## WHAT TO DO
Quote every line of the data below as it stands, omitting pictures.

* start DATA LISTING *

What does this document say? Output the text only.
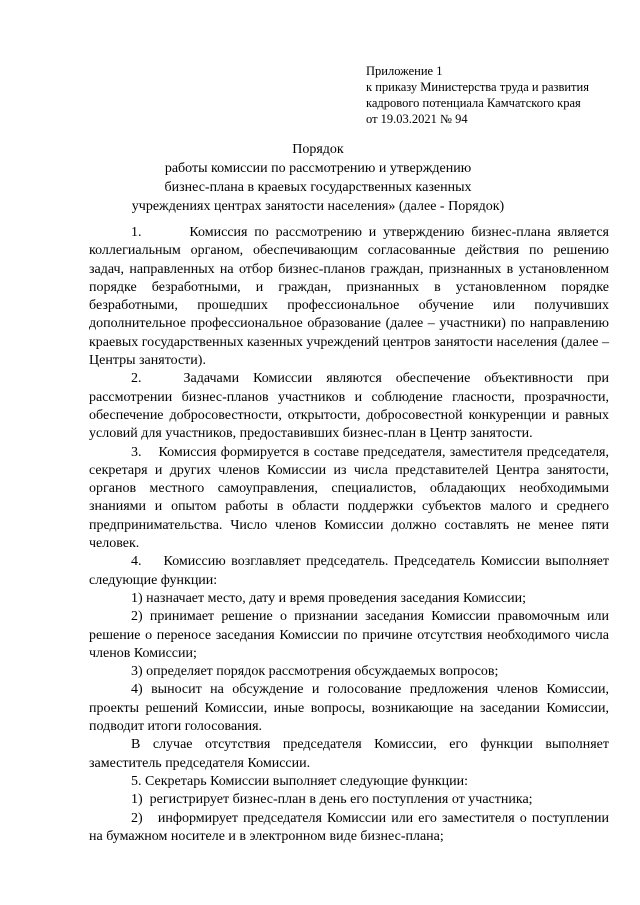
Приложение 1
к приказу Министерства труда и развития
кадрового потенциала Камчатского края
от 19.03.2021 № 94
Порядок
работы комиссии по рассмотрению и утверждению
бизнес-плана в краевых государственных казенных
учреждениях центрах занятости населения» (далее - Порядок)

1.       Комиссия по рассмотрению и утверждению бизнес-плана является коллегиальным органом, обеспечивающим согласованные действия по решению задач, направленных на отбор бизнес-планов граждан, признанных в установленном порядке безработными, и граждан, признанных в установленном порядке безработными, прошедших профессиональное обучение или получивших дополнительное профессиональное образование (далее – участники) по направлению краевых государственных казенных учреждений центров занятости населения (далее – Центры занятости).

2.   Задачами Комиссии являются обеспечение объективности при рассмотрении бизнес-планов участников и соблюдение гласности, прозрачности, обеспечение добросовестности, открытости, добросовестной конкуренции и равных условий для участников, предоставивших бизнес-план в Центр занятости.

3.    Комиссия формируется в составе председателя, заместителя председателя, секретаря и других членов Комиссии из числа представителей Центра занятости, органов местного самоуправления, специалистов, обладающих необходимыми знаниями и опытом работы в области поддержки субъектов малого и среднего предпринимательства. Число членов Комиссии должно составлять не менее пяти человек.

4.    Комиссию возглавляет председатель. Председатель Комиссии выполняет следующие функции:

1) назначает место, дату и время проведения заседания Комиссии;

2) принимает решение о признании заседания Комиссии правомочным или решение о переносе заседания Комиссии по причине отсутствия необходимого числа членов Комиссии;

3) определяет порядок рассмотрения обсуждаемых вопросов;

4) выносит на обсуждение и голосование предложения членов Комиссии, проекты решений Комиссии, иные вопросы, возникающие на заседании Комиссии, подводит итоги голосования.

В случае отсутствия председателя Комиссии, его функции выполняет заместитель председателя Комиссии.

5. Секретарь Комиссии выполняет следующие функции:

1)  регистрирует бизнес-план в день его поступления от участника;

2)   информирует председателя Комиссии или его заместителя о поступлении на бумажном носителе и в электронном виде бизнес-плана;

* end DATA LISTING *

## OUTPUT BELOW
What does this document say? Output the text only.
Приложение 1
к приказу Министерства труда и развития
кадрового потенциала Камчатского края
от 19.03.2021 № 94
Порядок
работы комиссии по рассмотрению и утверждению
бизнес-плана в краевых государственных казенных
учреждениях центрах занятости населения» (далее - Порядок)

1.       Комиссия по рассмотрению и утверждению бизнес-плана является коллегиальным органом, обеспечивающим согласованные действия по решению задач, направленных на отбор бизнес-планов граждан, признанных в установленном порядке безработными, и граждан, признанных в установленном порядке безработными, прошедших профессиональное обучение или получивших дополнительное профессиональное образование (далее – участники) по направлению краевых государственных казенных учреждений центров занятости населения (далее – Центры занятости).

2.   Задачами Комиссии являются обеспечение объективности при рассмотрении бизнес-планов участников и соблюдение гласности, прозрачности, обеспечение добросовестности, открытости, добросовестной конкуренции и равных условий для участников, предоставивших бизнес-план в Центр занятости.

3.    Комиссия формируется в составе председателя, заместителя председателя, секретаря и других членов Комиссии из числа представителей Центра занятости, органов местного самоуправления, специалистов, обладающих необходимыми знаниями и опытом работы в области поддержки субъектов малого и среднего предпринимательства. Число членов Комиссии должно составлять не менее пяти человек.

4.    Комиссию возглавляет председатель. Председатель Комиссии выполняет следующие функции:

1) назначает место, дату и время проведения заседания Комиссии;

2) принимает решение о признании заседания Комиссии правомочным или решение о переносе заседания Комиссии по причине отсутствия необходимого числа членов Комиссии;

3) определяет порядок рассмотрения обсуждаемых вопросов;

4) выносит на обсуждение и голосование предложения членов Комиссии, проекты решений Комиссии, иные вопросы, возникающие на заседании Комиссии, подводит итоги голосования.

В случае отсутствия председателя Комиссии, его функции выполняет заместитель председателя Комиссии.

5. Секретарь Комиссии выполняет следующие функции:

1)  регистрирует бизнес-план в день его поступления от участника;

2)   информирует председателя Комиссии или его заместителя о поступлении на бумажном носителе и в электронном виде бизнес-плана;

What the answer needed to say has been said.